[Structured figure records]
------
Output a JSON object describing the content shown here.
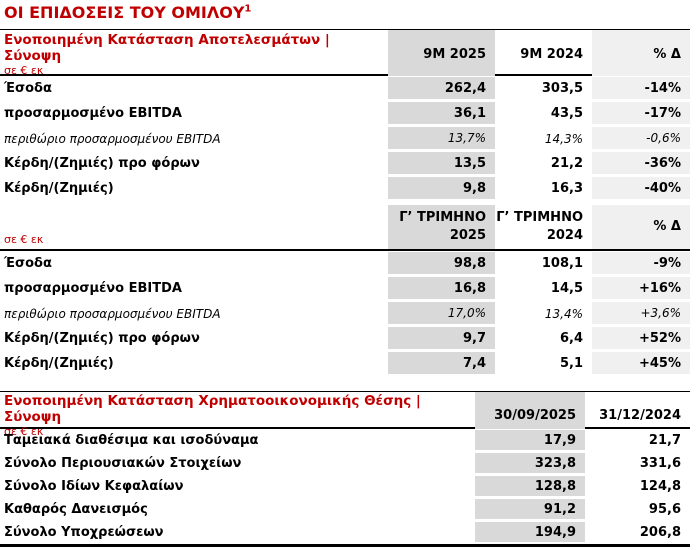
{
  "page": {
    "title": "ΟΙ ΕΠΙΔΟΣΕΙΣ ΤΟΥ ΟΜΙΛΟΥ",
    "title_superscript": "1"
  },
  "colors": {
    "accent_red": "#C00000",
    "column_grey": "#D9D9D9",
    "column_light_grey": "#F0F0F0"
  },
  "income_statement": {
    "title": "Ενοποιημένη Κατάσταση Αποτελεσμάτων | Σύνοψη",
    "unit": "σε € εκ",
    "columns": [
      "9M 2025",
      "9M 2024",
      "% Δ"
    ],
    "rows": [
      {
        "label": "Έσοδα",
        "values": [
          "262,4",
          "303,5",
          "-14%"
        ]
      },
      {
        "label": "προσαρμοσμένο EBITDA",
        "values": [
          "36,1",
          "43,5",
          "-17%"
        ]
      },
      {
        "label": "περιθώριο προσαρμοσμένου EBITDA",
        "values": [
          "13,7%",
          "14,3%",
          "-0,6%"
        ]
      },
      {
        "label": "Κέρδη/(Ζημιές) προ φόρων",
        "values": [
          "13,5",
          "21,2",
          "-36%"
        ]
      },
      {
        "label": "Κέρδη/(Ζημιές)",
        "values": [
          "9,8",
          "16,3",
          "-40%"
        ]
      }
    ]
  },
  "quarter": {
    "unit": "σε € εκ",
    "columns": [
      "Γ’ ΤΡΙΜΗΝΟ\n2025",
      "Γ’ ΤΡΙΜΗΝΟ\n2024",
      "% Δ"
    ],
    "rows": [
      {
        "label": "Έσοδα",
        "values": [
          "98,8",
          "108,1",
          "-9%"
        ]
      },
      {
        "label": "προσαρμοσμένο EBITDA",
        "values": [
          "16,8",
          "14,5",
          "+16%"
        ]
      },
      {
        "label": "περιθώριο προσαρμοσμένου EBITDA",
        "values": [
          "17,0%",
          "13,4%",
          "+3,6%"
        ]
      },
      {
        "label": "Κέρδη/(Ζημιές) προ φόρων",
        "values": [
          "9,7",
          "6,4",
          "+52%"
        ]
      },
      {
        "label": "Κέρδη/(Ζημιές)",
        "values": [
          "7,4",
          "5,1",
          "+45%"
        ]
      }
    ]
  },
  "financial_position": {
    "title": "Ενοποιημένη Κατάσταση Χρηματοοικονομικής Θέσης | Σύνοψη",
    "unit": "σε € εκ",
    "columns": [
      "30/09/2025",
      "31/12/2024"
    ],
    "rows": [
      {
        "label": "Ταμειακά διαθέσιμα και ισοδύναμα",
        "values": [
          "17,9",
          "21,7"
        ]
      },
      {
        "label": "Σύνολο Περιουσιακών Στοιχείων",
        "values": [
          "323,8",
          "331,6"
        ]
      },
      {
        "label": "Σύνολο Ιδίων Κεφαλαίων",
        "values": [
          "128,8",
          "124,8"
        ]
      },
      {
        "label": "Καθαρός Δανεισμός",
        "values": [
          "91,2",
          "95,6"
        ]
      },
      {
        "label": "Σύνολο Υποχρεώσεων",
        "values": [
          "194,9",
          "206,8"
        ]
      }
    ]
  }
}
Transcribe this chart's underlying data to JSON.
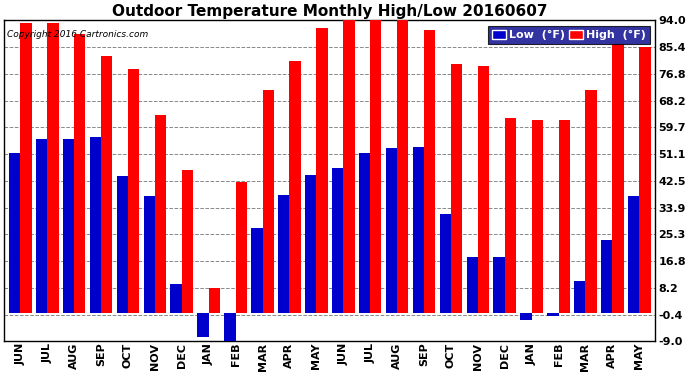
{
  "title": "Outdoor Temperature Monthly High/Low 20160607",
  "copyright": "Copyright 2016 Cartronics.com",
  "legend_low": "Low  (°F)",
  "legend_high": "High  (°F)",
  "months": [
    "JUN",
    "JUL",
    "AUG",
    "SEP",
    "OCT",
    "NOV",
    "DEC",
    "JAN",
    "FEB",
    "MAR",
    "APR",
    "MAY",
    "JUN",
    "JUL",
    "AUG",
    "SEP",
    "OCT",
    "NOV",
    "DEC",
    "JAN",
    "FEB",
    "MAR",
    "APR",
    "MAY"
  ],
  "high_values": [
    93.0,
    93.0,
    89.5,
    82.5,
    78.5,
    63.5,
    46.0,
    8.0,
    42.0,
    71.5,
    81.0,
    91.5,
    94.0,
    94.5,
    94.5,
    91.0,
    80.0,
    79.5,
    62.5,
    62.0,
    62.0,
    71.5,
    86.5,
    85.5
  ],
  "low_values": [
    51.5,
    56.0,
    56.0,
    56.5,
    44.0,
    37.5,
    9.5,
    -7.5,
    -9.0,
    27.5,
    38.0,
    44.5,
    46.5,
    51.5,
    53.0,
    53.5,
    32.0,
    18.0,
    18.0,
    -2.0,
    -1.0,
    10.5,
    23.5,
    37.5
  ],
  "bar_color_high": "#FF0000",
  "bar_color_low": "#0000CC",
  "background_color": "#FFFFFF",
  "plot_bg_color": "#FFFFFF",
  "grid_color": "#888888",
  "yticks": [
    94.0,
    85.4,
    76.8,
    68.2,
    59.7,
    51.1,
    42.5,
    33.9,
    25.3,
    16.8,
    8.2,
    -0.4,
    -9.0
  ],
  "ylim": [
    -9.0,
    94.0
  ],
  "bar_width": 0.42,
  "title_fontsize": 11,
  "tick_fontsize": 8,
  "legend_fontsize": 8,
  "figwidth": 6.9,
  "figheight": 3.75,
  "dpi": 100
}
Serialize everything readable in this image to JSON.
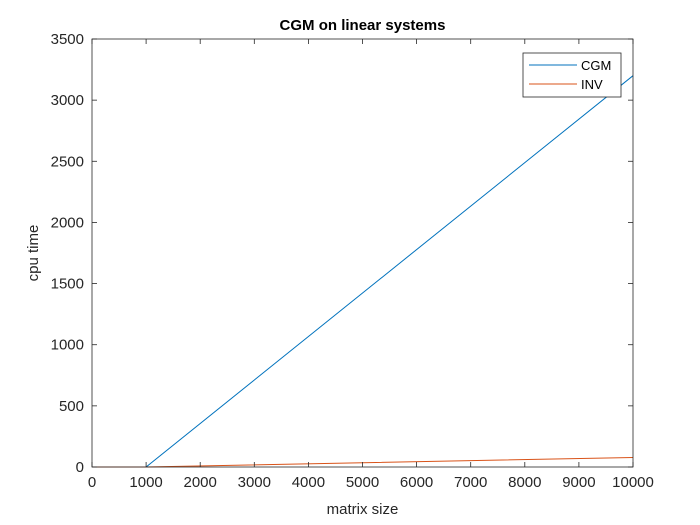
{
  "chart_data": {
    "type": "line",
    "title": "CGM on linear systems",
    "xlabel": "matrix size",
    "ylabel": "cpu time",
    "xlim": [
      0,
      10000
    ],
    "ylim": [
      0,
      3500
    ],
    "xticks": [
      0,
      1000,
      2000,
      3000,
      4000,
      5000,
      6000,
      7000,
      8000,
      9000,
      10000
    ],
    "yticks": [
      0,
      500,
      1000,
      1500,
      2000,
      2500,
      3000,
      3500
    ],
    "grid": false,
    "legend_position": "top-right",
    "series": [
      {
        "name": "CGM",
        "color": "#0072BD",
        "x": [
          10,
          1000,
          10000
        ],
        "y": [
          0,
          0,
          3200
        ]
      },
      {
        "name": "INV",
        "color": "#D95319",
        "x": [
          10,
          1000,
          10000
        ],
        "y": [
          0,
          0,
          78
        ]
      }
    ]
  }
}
------
(SHORT PROBLEM):
Omit the pictures and write out the lines above from the one with "Serialize everything readable" through the last, unchanged.

(OUTPUT FOR THIS EXERCISE):
Serialize everything readable in this image to JSON.
{
  "chart_data": {
    "type": "line",
    "title": "CGM on linear systems",
    "xlabel": "matrix size",
    "ylabel": "cpu time",
    "xlim": [
      0,
      10000
    ],
    "ylim": [
      0,
      3500
    ],
    "xticks": [
      0,
      1000,
      2000,
      3000,
      4000,
      5000,
      6000,
      7000,
      8000,
      9000,
      10000
    ],
    "yticks": [
      0,
      500,
      1000,
      1500,
      2000,
      2500,
      3000,
      3500
    ],
    "grid": false,
    "legend_position": "top-right",
    "series": [
      {
        "name": "CGM",
        "color": "#0072BD",
        "x": [
          10,
          1000,
          10000
        ],
        "y": [
          0,
          0,
          3200
        ]
      },
      {
        "name": "INV",
        "color": "#D95319",
        "x": [
          10,
          1000,
          10000
        ],
        "y": [
          0,
          0,
          78
        ]
      }
    ]
  }
}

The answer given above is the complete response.